start Records for the task
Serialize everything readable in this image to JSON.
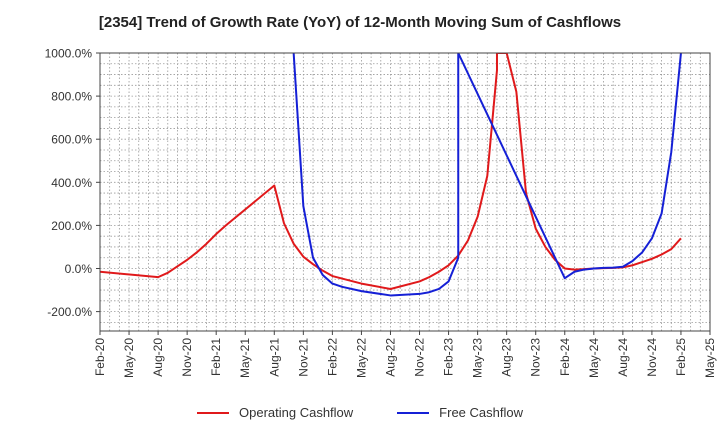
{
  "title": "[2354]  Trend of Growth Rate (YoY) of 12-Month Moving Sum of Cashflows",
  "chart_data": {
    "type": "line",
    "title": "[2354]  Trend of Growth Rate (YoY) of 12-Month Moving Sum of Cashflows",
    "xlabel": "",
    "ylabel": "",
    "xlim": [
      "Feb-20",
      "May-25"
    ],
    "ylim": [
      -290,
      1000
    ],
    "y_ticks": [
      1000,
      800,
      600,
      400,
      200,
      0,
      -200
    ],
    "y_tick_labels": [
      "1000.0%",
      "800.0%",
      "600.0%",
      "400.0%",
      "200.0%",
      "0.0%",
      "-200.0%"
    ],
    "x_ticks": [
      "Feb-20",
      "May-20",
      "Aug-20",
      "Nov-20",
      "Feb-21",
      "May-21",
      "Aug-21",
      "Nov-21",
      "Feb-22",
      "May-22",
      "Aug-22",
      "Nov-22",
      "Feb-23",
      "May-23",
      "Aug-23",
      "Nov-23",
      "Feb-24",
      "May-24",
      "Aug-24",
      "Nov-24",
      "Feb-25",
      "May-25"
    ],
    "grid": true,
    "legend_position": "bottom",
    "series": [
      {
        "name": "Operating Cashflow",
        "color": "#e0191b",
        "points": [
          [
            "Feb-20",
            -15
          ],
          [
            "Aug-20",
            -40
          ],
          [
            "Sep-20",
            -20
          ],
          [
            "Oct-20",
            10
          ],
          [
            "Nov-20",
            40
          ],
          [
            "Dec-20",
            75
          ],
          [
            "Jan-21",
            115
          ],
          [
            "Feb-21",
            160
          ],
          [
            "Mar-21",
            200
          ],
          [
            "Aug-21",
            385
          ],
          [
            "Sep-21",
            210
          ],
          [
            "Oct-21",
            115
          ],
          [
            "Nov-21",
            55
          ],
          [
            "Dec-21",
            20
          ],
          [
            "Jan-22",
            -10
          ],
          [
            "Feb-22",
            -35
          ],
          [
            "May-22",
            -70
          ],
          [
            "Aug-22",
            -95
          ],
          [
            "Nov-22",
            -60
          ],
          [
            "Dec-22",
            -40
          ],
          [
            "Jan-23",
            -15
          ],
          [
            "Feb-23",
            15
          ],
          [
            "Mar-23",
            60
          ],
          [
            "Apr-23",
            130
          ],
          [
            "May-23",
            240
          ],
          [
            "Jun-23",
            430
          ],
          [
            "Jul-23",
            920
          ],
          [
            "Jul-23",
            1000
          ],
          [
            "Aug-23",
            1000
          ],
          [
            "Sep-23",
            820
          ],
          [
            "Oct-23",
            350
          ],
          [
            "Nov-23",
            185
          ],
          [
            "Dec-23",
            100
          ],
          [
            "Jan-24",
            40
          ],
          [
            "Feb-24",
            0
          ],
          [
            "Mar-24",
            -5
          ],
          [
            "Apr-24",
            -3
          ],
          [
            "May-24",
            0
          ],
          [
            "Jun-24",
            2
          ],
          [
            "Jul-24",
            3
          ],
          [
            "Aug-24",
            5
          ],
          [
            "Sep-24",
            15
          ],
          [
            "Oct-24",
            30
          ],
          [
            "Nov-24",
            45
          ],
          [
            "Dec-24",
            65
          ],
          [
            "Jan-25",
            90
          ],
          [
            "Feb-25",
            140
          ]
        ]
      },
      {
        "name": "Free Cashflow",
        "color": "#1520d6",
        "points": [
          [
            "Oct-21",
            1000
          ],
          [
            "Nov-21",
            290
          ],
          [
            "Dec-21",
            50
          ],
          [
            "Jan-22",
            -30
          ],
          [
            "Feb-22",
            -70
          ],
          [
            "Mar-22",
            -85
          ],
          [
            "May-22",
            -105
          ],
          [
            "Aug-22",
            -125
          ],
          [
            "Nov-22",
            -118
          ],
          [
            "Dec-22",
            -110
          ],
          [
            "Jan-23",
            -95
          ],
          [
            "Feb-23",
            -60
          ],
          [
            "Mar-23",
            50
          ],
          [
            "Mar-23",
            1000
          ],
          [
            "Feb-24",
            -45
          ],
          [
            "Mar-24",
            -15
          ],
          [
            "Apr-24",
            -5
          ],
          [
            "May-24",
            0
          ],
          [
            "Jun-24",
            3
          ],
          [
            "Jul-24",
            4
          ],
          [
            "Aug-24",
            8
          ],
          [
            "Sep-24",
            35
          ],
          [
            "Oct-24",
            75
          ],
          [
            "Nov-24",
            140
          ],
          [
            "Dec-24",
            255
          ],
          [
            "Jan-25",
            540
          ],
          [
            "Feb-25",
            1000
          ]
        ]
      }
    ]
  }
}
end Records for the task
What this task involves:
In the material above, find the lines that contain "Month" and show them.

Solution below:
  "title": "[2354]  Trend of Growth Rate (YoY) of 12-Month Moving Sum of Cashflows",
    "title": "[2354]  Trend of Growth Rate (YoY) of 12-Month Moving Sum of Cashflows",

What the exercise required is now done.